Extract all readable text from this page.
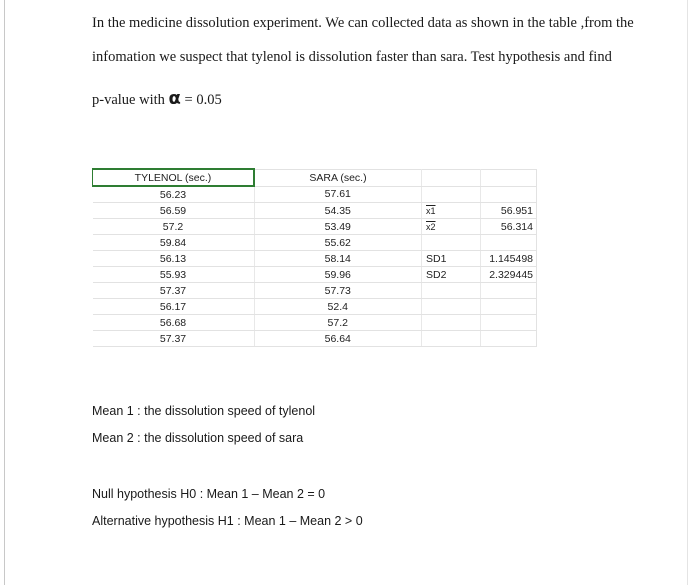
In the medicine dissolution experiment. We can collected data as shown in the table ,from the
infomation we suspect that tylenol is dissolution faster than sara. Test hypothesis and find
p-value with α = 0.05
TYLENOL (sec.)	SARA (sec.)		
56.23	57.61		
56.59	54.35	x1	56.951
57.2	53.49	x2	56.314
59.84	55.62		
56.13	58.14	SD1	1.145498
55.93	59.96	SD2	2.329445
57.37	57.73		
56.17	52.4		
56.68	57.2		
57.37	56.64		
Mean 1 : the dissolution speed of tylenol
Mean 2 : the dissolution speed of sara
Null hypothesis H0 : Mean 1 – Mean 2 = 0
Alternative hypothesis H1 : Mean 1 – Mean 2 > 0
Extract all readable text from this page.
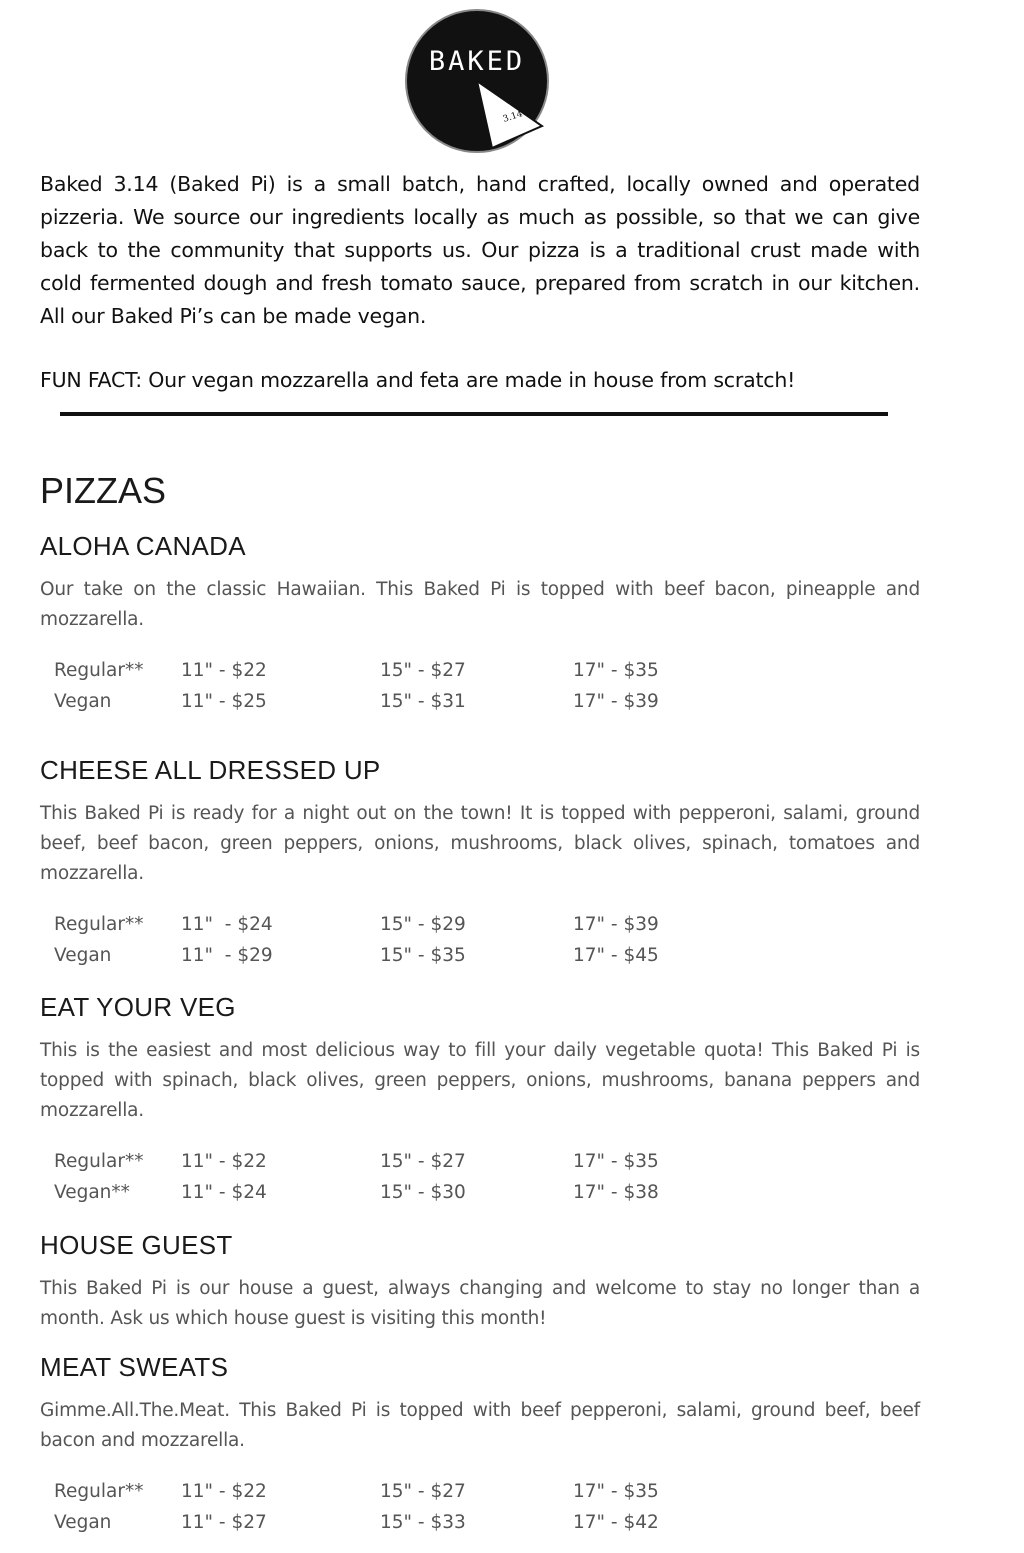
BAKED
3.14

Baked 3.14 (Baked Pi) is a small batch, hand crafted, locally owned and operated pizzeria. We source our ingredients locally as much as possible, so that we can give back to the community that supports us. Our pizza is a traditional crust made with cold fermented dough and fresh tomato sauce, prepared from scratch in our kitchen. All our Baked Pi’s can be made vegan.

FUN FACT: Our vegan mozzarella and feta are made in house from scratch!

PIZZAS
ALOHA CANADA
Our take on the classic Hawaiian. This Baked Pi is topped with beef bacon, pineapple and mozzarella.
Regular** 11" - $22	15" - $27	17" - $35
Vegan	11" - $25	15" - $31	17" - $39
CHEESE ALL DRESSED UP
This Baked Pi is ready for a night out on the town! It is topped with pepperoni, salami, ground beef, beef bacon, green peppers, onions, mushrooms, black olives, spinach, tomatoes and mozzarella.
Regular** 11"  - $24	15" - $29	17" - $39
Vegan	11"  - $29	15" - $35	17" - $45
EAT YOUR VEG
This is the easiest and most delicious way to fill your daily vegetable quota! This Baked Pi is topped with spinach, black olives, green peppers, onions, mushrooms, banana peppers and mozzarella.
Regular** 11" - $22	15" - $27	17" - $35
Vegan**	11" - $24	15" - $30	17" - $38
HOUSE GUEST
This Baked Pi is our house a guest, always changing and welcome to stay no longer than a month. Ask us which house guest is visiting this month!
MEAT SWEATS
Gimme.All.The.Meat. This Baked Pi is topped with beef pepperoni, salami, ground beef, beef bacon and mozzarella.
Regular** 11" - $22	15" - $27	17" - $35
Vegan	11" - $27	15" - $33	17" - $42
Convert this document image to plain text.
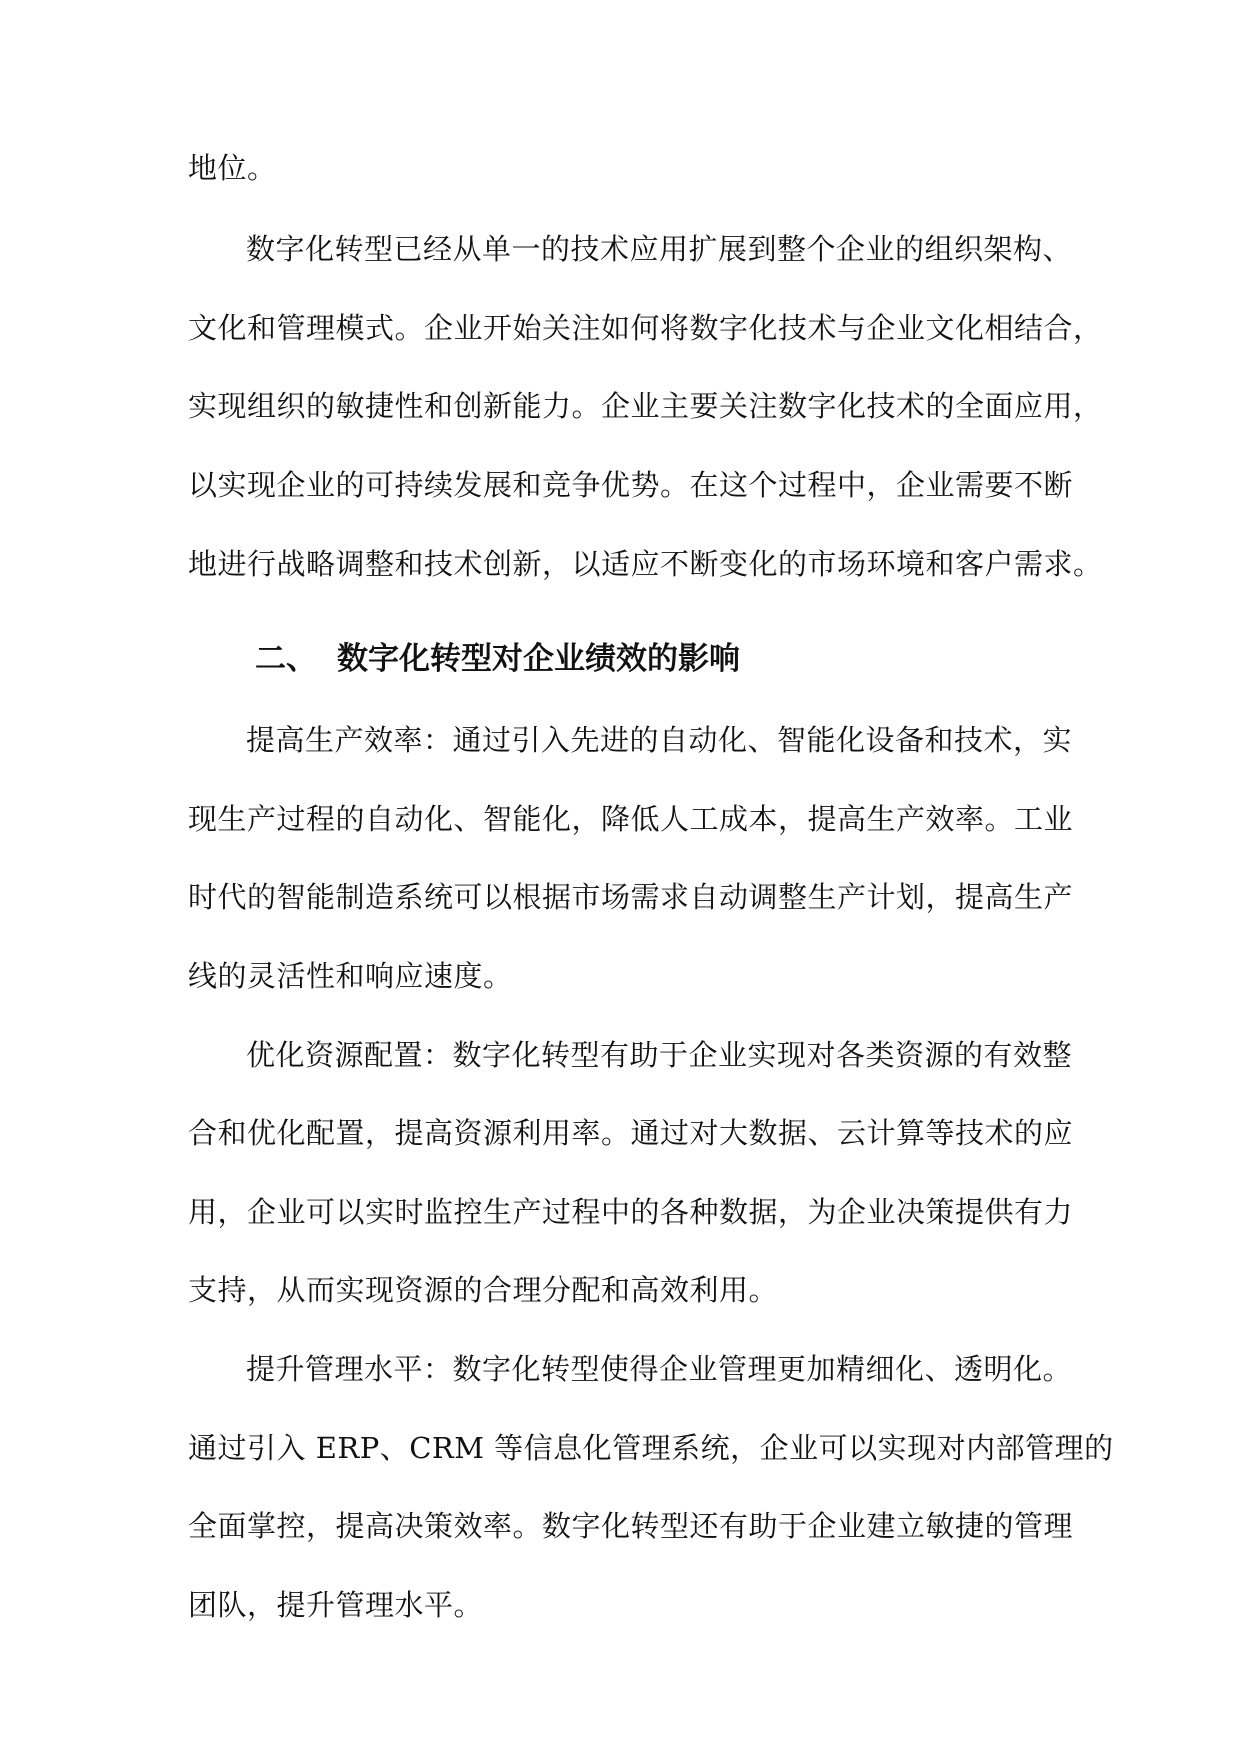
地位。
数字化转型已经从单一的技术应用扩展到整个企业的组织架构、
文化和管理模式。企业开始关注如何将数字化技术与企业文化相结合，
实现组织的敏捷性和创新能力。企业主要关注数字化技术的全面应用，
以实现企业的可持续发展和竞争优势。在这个过程中，企业需要不断
地进行战略调整和技术创新，以适应不断变化的市场环境和客户需求。
二、 数字化转型对企业绩效的影响
提高生产效率：通过引入先进的自动化、智能化设备和技术，实
现生产过程的自动化、智能化，降低人工成本，提高生产效率。工业
时代的智能制造系统可以根据市场需求自动调整生产计划，提高生产
线的灵活性和响应速度。
优化资源配置：数字化转型有助于企业实现对各类资源的有效整
合和优化配置，提高资源利用率。通过对大数据、云计算等技术的应
用，企业可以实时监控生产过程中的各种数据，为企业决策提供有力
支持，从而实现资源的合理分配和高效利用。
提升管理水平：数字化转型使得企业管理更加精细化、透明化。
通过引入 ERP、CRM 等信息化管理系统，企业可以实现对内部管理的
全面掌控，提高决策效率。数字化转型还有助于企业建立敏捷的管理
团队，提升管理水平。
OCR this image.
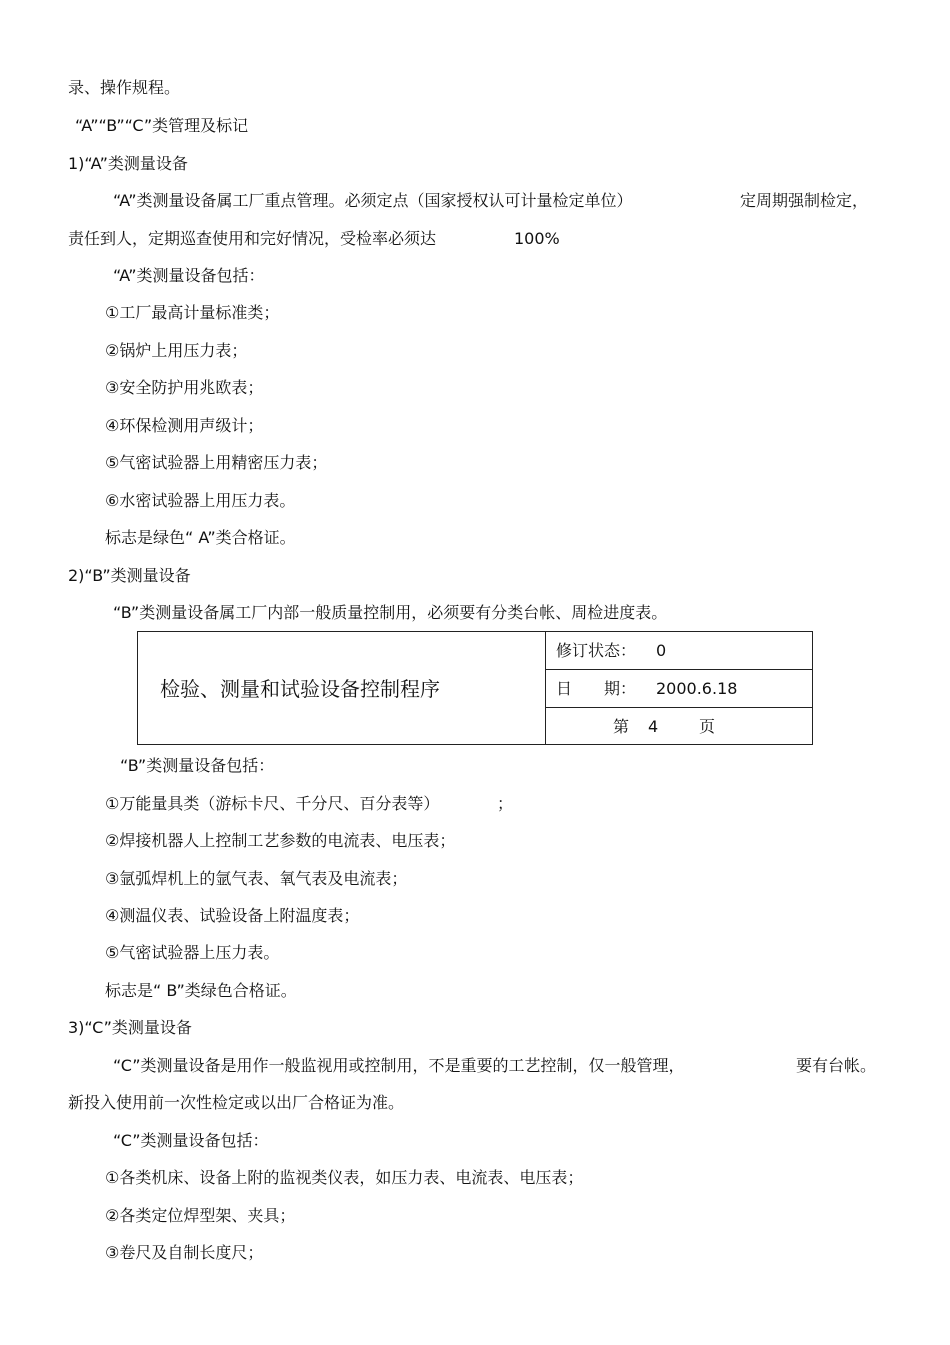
录、操作规程。
“A”“B”“C”类管理及标记
1)“A”类测量设备
“A”类测量设备属工厂重点管理。必须定点（国家授权认可计量检定单位）	定周期强制检定，
责任到人，定期巡查使用和完好情况，受检率必须达	100%
“A”类测量设备包括：
①工厂最高计量标准类；
②锅炉上用压力表；
③安全防护用兆欧表；
④环保检测用声级计；
⑤气密试验器上用精密压力表；
⑥水密试验器上用压力表。
标志是绿色“ A”类合格证。
2)“B”类测量设备
“B”类测量设备属工厂内部一般质量控制用，必须要有分类台帐、周检进度表。
检验、测量和试验设备控制程序
修订状态： 0
日　　期： 2000.6.18
第 4	页
“B”类测量设备包括：
①万能量具类（游标卡尺、千分尺、百分表等）	；
②焊接机器人上控制工艺参数的电流表、电压表；
③氩弧焊机上的氩气表、氧气表及电流表；
④测温仪表、试验设备上附温度表；
⑤气密试验器上压力表。
标志是“ B”类绿色合格证。
3)“C”类测量设备
“C”类测量设备是用作一般监视用或控制用，不是重要的工艺控制，仅一般管理，	要有台帐。
新投入使用前一次性检定或以出厂合格证为准。
“C”类测量设备包括：
①各类机床、设备上附的监视类仪表，如压力表、电流表、电压表；
②各类定位焊型架、夹具；
③卷尺及自制长度尺；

|---|

Aim of the exercise :: Go through the entries above and pull out each line with "scratch" in it.

Response ::
Baked 3.14 (Baked Pi) is a small batch, hand crafted, locally owned and operated pizzeria. We source our ingredients locally as much as possible, so that we can give back to the community that supports us. Our pizza is a traditional crust made with cold fermented dough and fresh tomato sauce, prepared from scratch in our kitchen. All our Baked Pi’s can be made vegan.
FUN FACT: Our vegan mozzarella and feta are made in house from scratch!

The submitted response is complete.